— BEGIN Data section —
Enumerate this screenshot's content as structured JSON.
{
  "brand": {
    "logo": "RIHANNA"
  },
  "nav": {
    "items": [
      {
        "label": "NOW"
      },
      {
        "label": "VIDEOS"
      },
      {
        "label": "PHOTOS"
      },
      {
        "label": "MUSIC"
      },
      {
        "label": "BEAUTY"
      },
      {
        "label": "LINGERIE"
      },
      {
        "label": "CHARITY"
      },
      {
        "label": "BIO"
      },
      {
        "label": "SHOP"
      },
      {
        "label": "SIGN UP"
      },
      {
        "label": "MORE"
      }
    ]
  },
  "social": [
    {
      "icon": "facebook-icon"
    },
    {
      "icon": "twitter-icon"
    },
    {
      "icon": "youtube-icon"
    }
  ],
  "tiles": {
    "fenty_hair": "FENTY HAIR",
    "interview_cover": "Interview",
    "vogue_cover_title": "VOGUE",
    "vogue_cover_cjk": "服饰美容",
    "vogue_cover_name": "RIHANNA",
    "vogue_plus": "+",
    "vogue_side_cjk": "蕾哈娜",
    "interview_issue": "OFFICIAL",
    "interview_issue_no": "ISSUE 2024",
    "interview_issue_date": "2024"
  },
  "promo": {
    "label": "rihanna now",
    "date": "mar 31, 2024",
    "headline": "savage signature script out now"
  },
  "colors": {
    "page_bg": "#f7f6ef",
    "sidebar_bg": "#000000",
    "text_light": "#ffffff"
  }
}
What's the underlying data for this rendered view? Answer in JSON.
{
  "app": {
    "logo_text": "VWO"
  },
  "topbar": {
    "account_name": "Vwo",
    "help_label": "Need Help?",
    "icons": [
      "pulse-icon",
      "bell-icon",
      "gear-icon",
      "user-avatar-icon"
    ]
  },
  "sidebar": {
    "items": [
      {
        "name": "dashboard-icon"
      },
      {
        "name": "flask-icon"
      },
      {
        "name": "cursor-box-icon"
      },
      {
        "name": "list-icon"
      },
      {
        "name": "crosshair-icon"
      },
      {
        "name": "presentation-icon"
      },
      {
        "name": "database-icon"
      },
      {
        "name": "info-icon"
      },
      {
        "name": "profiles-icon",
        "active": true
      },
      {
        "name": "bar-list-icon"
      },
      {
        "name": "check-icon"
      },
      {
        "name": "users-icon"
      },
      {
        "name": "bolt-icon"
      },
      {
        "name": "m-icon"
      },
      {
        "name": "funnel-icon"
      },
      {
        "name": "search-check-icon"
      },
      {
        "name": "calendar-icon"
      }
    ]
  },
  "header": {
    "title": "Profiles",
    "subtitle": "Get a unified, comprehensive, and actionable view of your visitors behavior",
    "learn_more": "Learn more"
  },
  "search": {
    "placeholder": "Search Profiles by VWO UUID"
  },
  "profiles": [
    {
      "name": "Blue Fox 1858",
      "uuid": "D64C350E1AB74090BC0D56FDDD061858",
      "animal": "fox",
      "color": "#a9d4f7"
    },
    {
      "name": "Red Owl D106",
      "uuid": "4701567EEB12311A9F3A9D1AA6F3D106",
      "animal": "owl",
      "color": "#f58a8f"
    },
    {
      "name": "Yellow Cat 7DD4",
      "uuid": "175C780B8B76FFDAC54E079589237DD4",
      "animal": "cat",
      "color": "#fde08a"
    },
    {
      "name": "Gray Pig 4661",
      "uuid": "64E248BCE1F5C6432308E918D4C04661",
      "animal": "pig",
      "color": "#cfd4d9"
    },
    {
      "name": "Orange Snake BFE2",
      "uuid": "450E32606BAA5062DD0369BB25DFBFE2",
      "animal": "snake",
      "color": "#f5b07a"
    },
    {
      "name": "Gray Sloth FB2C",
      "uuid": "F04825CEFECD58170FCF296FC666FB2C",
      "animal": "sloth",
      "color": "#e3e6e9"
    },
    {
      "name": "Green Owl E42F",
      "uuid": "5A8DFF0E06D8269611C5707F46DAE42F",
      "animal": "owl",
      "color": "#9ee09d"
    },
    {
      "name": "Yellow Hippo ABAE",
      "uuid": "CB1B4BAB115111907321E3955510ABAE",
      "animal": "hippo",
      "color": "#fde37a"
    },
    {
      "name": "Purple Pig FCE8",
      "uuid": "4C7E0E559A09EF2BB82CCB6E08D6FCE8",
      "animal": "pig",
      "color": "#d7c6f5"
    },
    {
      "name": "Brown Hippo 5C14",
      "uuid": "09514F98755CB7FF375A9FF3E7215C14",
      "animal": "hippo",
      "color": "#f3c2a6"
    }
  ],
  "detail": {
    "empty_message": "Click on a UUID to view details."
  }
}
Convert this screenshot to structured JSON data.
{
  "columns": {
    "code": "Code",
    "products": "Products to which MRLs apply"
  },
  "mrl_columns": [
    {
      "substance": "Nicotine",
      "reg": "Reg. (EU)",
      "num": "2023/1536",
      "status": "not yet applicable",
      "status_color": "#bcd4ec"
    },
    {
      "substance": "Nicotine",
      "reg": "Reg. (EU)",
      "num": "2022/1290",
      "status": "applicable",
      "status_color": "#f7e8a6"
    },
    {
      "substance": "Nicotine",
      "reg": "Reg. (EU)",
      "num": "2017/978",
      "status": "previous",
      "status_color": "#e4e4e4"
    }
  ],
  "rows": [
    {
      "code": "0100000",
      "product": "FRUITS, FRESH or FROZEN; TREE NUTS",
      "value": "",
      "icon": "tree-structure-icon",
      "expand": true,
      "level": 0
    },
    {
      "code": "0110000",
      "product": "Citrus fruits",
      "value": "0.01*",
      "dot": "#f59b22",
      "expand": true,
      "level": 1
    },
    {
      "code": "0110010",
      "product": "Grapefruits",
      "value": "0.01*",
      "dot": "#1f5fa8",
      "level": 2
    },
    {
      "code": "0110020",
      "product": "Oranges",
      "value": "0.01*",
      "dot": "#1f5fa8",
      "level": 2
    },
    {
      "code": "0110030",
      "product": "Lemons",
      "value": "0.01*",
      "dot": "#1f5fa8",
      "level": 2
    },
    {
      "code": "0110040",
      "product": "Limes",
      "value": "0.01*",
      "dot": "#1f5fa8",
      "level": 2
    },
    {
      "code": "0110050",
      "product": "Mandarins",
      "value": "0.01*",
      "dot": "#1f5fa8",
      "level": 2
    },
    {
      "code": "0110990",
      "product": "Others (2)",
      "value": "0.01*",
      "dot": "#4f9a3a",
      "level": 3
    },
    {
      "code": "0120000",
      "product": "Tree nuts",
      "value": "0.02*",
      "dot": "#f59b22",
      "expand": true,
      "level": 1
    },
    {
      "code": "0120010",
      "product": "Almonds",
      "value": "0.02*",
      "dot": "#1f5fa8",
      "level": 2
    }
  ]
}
— END Data section —
Set exercise >> Your task is to extract the lines running from the one with "Convert this screenshot" to the end of the material, inclusive, copying each exactly and adding nothing.

Answer to the exercise >>
Convert this screenshot to structured JSON data.
{
  "columns": {
    "code": "Code",
    "products": "Products to which MRLs apply"
  },
  "mrl_columns": [
    {
      "substance": "Nicotine",
      "reg": "Reg. (EU)",
      "num": "2023/1536",
      "status": "not yet applicable",
      "status_color": "#bcd4ec"
    },
    {
      "substance": "Nicotine",
      "reg": "Reg. (EU)",
      "num": "2022/1290",
      "status": "applicable",
      "status_color": "#f7e8a6"
    },
    {
      "substance": "Nicotine",
      "reg": "Reg. (EU)",
      "num": "2017/978",
      "status": "previous",
      "status_color": "#e4e4e4"
    }
  ],
  "rows": [
    {
      "code": "0100000",
      "product": "FRUITS, FRESH or FROZEN; TREE NUTS",
      "value": "",
      "icon": "tree-structure-icon",
      "expand": true,
      "level": 0
    },
    {
      "code": "0110000",
      "product": "Citrus fruits",
      "value": "0.01*",
      "dot": "#f59b22",
      "expand": true,
      "level": 1
    },
    {
      "code": "0110010",
      "product": "Grapefruits",
      "value": "0.01*",
      "dot": "#1f5fa8",
      "level": 2
    },
    {
      "code": "0110020",
      "product": "Oranges",
      "value": "0.01*",
      "dot": "#1f5fa8",
      "level": 2
    },
    {
      "code": "0110030",
      "product": "Lemons",
      "value": "0.01*",
      "dot": "#1f5fa8",
      "level": 2
    },
    {
      "code": "0110040",
      "product": "Limes",
      "value": "0.01*",
      "dot": "#1f5fa8",
      "level": 2
    },
    {
      "code": "0110050",
      "product": "Mandarins",
      "value": "0.01*",
      "dot": "#1f5fa8",
      "level": 2
    },
    {
      "code": "0110990",
      "product": "Others (2)",
      "value": "0.01*",
      "dot": "#4f9a3a",
      "level": 3
    },
    {
      "code": "0120000",
      "product": "Tree nuts",
      "value": "0.02*",
      "dot": "#f59b22",
      "expand": true,
      "level": 1
    },
    {
      "code": "0120010",
      "product": "Almonds",
      "value": "0.02*",
      "dot": "#1f5fa8",
      "level": 2
    }
  ]
}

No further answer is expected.